### [TEXT EXCERPT]
______

UNCUT Q&A With JOHN MARTYN
Echo-loving folk curmudgeon

Originally printed in the OCTOBER 2008 issue of Uncut, Martyn talks about Ain’t No Saint – a four-disc collection, released to coincide with his 60th birthday. For a review of the box set – click on the link in the side panel on the right.

UNCUT: What do you think of the anthology?

JOHN MARTYN: I haven’t heard it… I keep as far away from all that stuff, man. As soon as I’ve finished it, it’s gone. I love playing live, you know? It’s actually a stricter discipline than being in the studio, because you only get one shot at the gig, whereas in the studio you get loads of shots.

A lot of listeners are thrown by the way you can be quite flippant between songs and then plunge into a highly emotional rendition…

Oh yeah, I like that contrast. It’s not a conscious thing, but I get carried away during the actual performance, and then I try to talk to the audience on a lighter level, ’cos otherwise we’ll all go home fucking crying. Or laughing, depending on which way you take it. I once said to the people, ‘I’ve got to tell you I love you, but oh fuck it, I hate saying that shit.’ It’s embarrassing to watch, but it was really true. I have been known to burst into tears in the middle of a song – it happened quite recently on BBC2. I had to stop and say, ‘Sorry chaps, I can’t go on.’ And I had to go out and sit in the back yard for half an hour before I could come back and sing.

Do you remember the moment you decided to buy an echo machine?

Yeah, it was the day the WEM Copicat broke down. I was using it to try and extend the sound of the fuzztone on the guitar, so I could play the same note for half an hour if I felt like it and twitch it now and again. And I bought the Echoplex, and completely by chance I found out you could make rhythmic noises with it. I was actually looking for sustain. I wanted to sound like Pharoah Sanders, actually.

There’s a live version of “Solid Air” recorded shortly after Nick Drake’s death – was it difficult singing that song in the aftermath?

No, it was never difficult singing that – people shuffle off their mortal coil left, right and centre, don’t they? No one’s written a song about me yet [laughs]. That’s because I’m still here.

______

Entries drawn from a collection

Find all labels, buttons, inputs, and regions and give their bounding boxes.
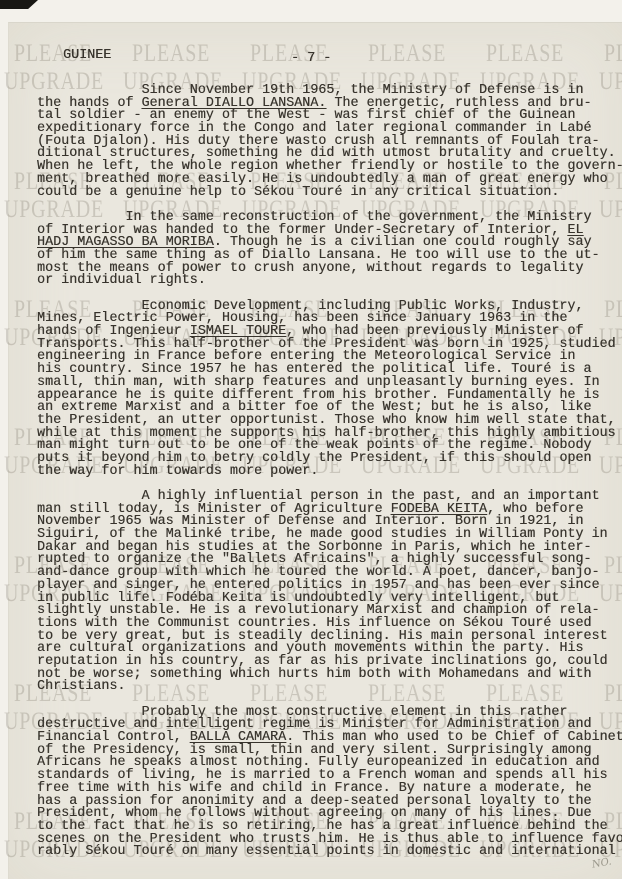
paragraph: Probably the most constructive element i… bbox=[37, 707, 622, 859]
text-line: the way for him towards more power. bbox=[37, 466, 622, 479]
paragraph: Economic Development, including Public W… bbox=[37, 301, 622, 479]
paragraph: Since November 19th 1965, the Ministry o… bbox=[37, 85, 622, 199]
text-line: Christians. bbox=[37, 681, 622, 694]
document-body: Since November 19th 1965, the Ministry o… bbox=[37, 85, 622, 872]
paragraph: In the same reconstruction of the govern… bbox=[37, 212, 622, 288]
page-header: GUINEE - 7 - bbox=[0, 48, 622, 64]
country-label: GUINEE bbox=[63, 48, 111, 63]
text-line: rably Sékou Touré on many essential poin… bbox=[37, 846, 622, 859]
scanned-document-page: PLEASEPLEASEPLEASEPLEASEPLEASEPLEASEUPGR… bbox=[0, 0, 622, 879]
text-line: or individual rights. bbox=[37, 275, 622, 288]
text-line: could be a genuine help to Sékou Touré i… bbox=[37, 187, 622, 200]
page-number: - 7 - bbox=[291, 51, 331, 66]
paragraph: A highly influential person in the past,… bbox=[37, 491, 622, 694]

______

### [REQUIREMENTS]
• A. In the interview, what does Martyn say he was actually looking for when he bought the Echoplex?
• B. Render the rows starting at the one containing "paragraph: Probably the" and ending at the one containing "text-line: Christians. bbox=[37, 681, 622, 694]" as a Markdown table with the columns Row and Entry, leaving out blank lines.
The interview and the rows are separate, unrelated material.

### [SOLVED PROBLEMS]
• A. Sustain.

• B.
| Row | Entry |
|---|---|
| 1 | paragraph: Probably the most constructive element i… bbox=[37, 707, 622, 859] |
| 2 | text-line: the way for him towards more power. bbox=[37, 466, 622, 479] |
| 3 | paragraph: Economic Development, including Public W… bbox=[37, 301, 622, 479] |
| 4 | paragraph: Since November 19th 1965, the Ministry o… bbox=[37, 85, 622, 199] |
| 5 | text-line: Christians. bbox=[37, 681, 622, 694] |